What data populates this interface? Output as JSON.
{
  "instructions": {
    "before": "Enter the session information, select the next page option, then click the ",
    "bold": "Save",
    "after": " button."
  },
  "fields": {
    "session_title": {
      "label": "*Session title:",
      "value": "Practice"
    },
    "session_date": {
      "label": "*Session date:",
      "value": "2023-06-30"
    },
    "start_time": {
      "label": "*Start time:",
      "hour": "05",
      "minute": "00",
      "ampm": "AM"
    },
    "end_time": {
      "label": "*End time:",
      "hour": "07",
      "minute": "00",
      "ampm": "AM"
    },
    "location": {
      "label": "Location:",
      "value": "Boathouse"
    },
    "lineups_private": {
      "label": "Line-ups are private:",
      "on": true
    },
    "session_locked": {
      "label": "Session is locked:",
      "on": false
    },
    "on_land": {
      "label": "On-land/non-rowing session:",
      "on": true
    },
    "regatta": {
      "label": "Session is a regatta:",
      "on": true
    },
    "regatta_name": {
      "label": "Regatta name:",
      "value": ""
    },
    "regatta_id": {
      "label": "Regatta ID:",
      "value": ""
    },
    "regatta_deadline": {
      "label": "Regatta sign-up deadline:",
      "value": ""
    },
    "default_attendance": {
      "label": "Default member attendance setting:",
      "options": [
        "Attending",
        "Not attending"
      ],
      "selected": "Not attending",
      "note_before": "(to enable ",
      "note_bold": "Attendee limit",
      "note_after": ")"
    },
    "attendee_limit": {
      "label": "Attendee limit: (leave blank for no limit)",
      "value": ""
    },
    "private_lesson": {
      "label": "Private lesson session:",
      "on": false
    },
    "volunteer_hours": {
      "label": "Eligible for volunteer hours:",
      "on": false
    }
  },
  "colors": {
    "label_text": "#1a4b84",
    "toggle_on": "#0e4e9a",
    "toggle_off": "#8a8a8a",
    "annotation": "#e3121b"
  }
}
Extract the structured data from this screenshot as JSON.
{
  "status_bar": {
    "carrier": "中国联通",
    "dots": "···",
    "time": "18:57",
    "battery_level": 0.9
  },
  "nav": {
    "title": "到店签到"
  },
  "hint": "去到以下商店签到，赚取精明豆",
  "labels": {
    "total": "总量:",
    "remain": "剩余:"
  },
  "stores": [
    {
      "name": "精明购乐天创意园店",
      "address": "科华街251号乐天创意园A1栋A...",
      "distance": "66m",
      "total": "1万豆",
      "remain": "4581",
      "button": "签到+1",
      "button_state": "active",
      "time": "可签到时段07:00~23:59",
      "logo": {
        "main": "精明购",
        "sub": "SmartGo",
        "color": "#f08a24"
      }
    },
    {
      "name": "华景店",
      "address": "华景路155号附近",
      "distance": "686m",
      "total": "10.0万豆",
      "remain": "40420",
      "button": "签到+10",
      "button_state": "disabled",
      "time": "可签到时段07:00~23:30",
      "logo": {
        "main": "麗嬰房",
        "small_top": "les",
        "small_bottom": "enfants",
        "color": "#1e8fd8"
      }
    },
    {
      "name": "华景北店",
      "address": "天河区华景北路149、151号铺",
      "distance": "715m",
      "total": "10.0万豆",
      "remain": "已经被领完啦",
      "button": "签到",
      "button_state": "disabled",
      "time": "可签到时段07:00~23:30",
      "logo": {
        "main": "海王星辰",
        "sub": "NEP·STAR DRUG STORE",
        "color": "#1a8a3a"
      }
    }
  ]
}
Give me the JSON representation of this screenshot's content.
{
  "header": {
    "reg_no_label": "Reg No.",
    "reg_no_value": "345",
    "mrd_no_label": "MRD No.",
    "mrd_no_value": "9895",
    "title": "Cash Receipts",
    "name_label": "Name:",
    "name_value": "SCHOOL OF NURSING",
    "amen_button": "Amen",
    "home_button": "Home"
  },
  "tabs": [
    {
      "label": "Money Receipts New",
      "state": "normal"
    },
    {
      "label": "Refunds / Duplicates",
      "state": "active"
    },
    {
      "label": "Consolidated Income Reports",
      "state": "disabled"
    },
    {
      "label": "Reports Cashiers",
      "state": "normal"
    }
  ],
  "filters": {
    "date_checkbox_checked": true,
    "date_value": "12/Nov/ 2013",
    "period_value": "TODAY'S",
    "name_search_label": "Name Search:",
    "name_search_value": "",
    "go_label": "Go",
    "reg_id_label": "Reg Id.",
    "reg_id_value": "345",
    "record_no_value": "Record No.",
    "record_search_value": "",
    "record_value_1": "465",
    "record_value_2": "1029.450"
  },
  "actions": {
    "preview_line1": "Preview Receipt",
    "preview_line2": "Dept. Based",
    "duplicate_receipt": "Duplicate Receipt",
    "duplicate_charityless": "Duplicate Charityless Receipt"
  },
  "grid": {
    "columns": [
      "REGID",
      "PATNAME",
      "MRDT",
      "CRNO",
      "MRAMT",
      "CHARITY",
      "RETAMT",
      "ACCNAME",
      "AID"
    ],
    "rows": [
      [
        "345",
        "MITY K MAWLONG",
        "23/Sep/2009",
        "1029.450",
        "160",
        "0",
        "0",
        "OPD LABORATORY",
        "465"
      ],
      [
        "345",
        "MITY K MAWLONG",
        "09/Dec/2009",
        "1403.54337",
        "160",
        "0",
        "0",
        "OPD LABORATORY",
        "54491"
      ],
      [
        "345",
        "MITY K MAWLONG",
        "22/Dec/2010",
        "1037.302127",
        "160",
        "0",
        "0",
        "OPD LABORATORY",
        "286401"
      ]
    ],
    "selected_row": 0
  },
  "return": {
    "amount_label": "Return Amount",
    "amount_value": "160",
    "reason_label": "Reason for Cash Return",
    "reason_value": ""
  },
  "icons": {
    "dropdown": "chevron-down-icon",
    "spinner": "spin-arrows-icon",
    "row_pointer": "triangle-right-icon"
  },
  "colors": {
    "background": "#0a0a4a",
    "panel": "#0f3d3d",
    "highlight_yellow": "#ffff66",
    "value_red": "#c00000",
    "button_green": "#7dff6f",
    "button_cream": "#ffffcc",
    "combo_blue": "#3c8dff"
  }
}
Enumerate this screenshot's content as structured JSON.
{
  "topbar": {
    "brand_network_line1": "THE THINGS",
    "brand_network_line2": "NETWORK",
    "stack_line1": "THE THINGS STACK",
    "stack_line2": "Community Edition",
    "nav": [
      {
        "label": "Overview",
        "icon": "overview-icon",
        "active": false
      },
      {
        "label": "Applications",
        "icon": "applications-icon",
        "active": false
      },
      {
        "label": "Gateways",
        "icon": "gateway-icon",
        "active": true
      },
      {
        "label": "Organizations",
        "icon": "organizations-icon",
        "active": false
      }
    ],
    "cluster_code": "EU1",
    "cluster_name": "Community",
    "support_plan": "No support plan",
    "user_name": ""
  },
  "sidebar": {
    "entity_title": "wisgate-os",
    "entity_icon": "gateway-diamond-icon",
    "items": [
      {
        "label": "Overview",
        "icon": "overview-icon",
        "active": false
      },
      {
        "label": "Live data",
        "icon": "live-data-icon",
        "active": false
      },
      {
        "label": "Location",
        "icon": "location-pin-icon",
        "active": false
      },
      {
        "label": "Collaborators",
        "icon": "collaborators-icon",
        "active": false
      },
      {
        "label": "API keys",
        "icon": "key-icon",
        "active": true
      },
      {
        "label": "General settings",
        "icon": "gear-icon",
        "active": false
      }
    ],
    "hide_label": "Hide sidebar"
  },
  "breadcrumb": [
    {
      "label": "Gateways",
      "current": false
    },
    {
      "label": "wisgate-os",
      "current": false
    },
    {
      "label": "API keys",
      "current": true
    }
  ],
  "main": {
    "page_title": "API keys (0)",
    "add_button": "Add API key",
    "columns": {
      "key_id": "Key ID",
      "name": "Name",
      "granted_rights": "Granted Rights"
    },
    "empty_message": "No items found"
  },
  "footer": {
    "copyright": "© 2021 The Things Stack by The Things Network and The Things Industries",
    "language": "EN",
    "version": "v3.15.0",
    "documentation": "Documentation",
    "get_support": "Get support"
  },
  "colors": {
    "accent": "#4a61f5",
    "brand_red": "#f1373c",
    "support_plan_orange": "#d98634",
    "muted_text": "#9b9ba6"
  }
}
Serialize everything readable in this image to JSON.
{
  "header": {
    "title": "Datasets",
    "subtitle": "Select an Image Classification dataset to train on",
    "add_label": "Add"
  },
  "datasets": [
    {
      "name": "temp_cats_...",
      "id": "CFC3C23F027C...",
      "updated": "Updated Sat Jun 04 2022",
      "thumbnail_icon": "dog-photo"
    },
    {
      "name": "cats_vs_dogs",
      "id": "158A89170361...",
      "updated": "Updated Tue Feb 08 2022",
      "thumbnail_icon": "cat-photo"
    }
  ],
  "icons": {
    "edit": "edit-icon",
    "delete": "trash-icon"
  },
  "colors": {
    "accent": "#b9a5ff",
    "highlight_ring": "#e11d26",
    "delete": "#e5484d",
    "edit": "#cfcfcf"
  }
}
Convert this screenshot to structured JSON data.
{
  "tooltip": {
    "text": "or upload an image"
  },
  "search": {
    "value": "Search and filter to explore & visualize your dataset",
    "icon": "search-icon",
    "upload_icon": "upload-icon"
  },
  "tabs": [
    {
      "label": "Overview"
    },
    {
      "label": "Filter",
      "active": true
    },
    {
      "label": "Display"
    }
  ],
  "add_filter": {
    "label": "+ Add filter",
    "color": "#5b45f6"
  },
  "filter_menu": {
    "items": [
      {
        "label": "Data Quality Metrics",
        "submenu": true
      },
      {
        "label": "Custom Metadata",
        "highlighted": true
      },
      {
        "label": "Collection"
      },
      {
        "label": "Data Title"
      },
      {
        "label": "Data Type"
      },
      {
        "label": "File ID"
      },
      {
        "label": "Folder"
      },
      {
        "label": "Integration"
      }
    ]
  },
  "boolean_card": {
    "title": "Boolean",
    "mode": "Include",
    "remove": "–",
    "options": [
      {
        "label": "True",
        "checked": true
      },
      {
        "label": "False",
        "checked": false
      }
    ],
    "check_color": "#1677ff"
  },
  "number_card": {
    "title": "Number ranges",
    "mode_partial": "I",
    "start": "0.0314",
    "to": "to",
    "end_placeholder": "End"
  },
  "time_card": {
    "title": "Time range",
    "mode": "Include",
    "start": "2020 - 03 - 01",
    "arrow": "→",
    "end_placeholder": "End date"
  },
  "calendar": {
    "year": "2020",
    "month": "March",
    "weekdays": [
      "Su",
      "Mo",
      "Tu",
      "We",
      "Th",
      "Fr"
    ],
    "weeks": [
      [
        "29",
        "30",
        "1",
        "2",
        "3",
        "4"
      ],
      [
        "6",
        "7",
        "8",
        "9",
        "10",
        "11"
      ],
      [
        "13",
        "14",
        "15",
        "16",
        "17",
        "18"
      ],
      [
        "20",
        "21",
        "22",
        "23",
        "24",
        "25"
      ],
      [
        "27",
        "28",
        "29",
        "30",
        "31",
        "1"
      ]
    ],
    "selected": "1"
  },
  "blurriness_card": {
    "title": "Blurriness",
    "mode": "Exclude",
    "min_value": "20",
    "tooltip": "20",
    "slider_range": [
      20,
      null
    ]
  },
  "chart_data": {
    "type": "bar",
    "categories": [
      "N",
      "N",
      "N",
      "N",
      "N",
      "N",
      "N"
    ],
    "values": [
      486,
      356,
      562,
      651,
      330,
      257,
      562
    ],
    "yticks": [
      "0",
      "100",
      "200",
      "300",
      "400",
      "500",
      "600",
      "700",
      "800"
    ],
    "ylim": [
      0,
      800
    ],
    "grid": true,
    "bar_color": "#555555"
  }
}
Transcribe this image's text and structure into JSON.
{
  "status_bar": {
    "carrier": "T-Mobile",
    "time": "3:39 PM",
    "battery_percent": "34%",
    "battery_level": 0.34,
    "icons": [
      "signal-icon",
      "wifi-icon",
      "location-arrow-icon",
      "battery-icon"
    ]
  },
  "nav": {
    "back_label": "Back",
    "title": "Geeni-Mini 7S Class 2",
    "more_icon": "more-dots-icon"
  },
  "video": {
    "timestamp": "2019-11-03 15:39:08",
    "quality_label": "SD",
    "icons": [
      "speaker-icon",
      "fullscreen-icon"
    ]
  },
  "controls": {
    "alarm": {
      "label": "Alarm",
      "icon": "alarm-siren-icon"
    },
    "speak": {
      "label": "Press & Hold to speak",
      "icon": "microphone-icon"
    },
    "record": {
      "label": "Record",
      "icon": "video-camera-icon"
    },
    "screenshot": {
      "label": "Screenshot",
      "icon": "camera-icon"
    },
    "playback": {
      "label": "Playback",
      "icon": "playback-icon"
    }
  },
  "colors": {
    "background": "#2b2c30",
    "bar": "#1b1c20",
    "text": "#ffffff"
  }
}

# # # #

◆ **Problem**
Examine the records and report how many lines contain the string "address". Only the number should be given.

◆ **Correct answer**
3